* Set problem: Tally the lines with the word "gradient" and report the number alone.

* Records for the exercise:
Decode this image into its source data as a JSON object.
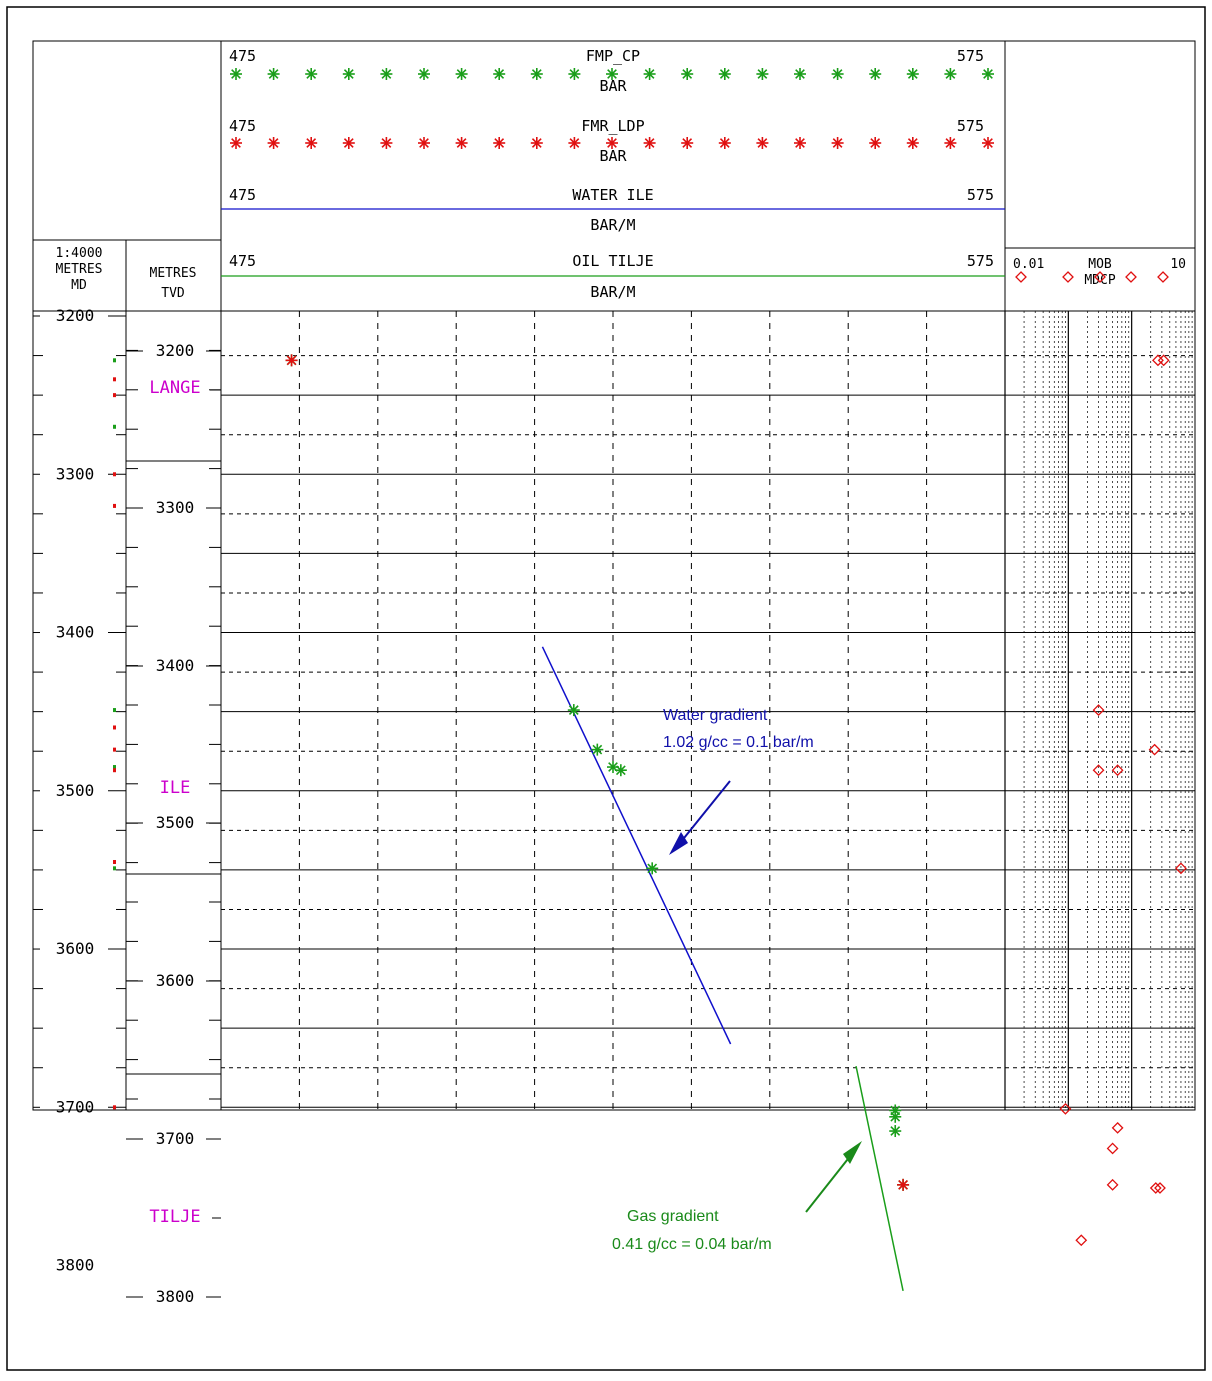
{
  "header": {
    "md_scale": "1:4000",
    "md_units": "METRES",
    "md_label": "MD",
    "tvd_units": "METRES",
    "tvd_label": "TVD",
    "curves": [
      {
        "min": "475",
        "name": "FMP_CP",
        "unit": "BAR",
        "max": "575",
        "color": "#1a9e1a"
      },
      {
        "min": "475",
        "name": "FMR_LDP",
        "unit": "BAR",
        "max": "575",
        "color": "#e01010"
      },
      {
        "min": "475",
        "name": "WATER ILE",
        "unit": "BAR/M",
        "max": "575",
        "color": "#1010cc"
      },
      {
        "min": "475",
        "name": "OIL TILJE",
        "unit": "BAR/M",
        "max": "575",
        "color": "#1a9e1a"
      }
    ],
    "mob": {
      "min": "0.01",
      "name": "MOB",
      "unit": "MDCP",
      "max": "10",
      "color": "#e01010"
    }
  },
  "depth_track": {
    "md_ticks": [
      "3200",
      "3300",
      "3400",
      "3500",
      "3600",
      "3700",
      "3800"
    ],
    "tvd_ticks": [
      "3200",
      "3300",
      "3400",
      "3500",
      "3600",
      "3700",
      "3800"
    ],
    "zones": [
      {
        "name": "LANGE",
        "color": "#cc00cc"
      },
      {
        "name": "ILE",
        "color": "#cc00cc"
      },
      {
        "name": "TILJE",
        "color": "#cc00cc"
      }
    ]
  },
  "annotations": {
    "water": {
      "line1": "Water gradient",
      "line2": "1.02 g/cc = 0.1 bar/m",
      "color": "#1010aa"
    },
    "gas": {
      "line1": "Gas gradient",
      "line2": "0.41 g/cc = 0.04 bar/m",
      "color": "#1a8a1a"
    }
  },
  "chart_data": {
    "type": "scatter",
    "xlabel": "BAR",
    "ylabel": "MD (METRES)",
    "xlim": [
      475,
      575
    ],
    "ylim": [
      3200,
      3870
    ],
    "log_scale_mob": true,
    "mob_xlim": [
      0.01,
      10
    ],
    "grid": true,
    "series": [
      {
        "name": "FMP_CP",
        "color": "#1a9e1a",
        "marker": "asterisk",
        "points": [
          [
            484,
            3228
          ],
          [
            520,
            3449
          ],
          [
            523,
            3474
          ],
          [
            525,
            3485
          ],
          [
            526,
            3487
          ],
          [
            530,
            3549
          ],
          [
            561,
            3702
          ],
          [
            561,
            3706
          ],
          [
            561,
            3715
          ],
          [
            562,
            3749
          ]
        ]
      },
      {
        "name": "FMR_LDP",
        "color": "#e01010",
        "marker": "asterisk",
        "points": [
          [
            484,
            3228
          ],
          [
            562,
            3749
          ]
        ]
      },
      {
        "name": "WATER ILE",
        "color": "#1010cc",
        "marker": "line",
        "points": [
          [
            516,
            3409
          ],
          [
            540,
            3660
          ]
        ]
      },
      {
        "name": "OIL TILJE",
        "color": "#1a9e1a",
        "marker": "line",
        "points": [
          [
            556,
            3674
          ],
          [
            562,
            3816
          ]
        ]
      },
      {
        "name": "MOB",
        "color": "#e01010",
        "marker": "diamond",
        "points": [
          [
            2.6,
            3228
          ],
          [
            3.2,
            3228
          ],
          [
            0.3,
            3449
          ],
          [
            2.3,
            3474
          ],
          [
            0.3,
            3487
          ],
          [
            0.6,
            3487
          ],
          [
            6.0,
            3549
          ],
          [
            0.09,
            3701
          ],
          [
            0.6,
            3713
          ],
          [
            0.5,
            3726
          ],
          [
            0.5,
            3749
          ],
          [
            2.4,
            3751
          ],
          [
            2.8,
            3751
          ],
          [
            0.16,
            3784
          ]
        ]
      }
    ]
  }
}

* Answer below: 2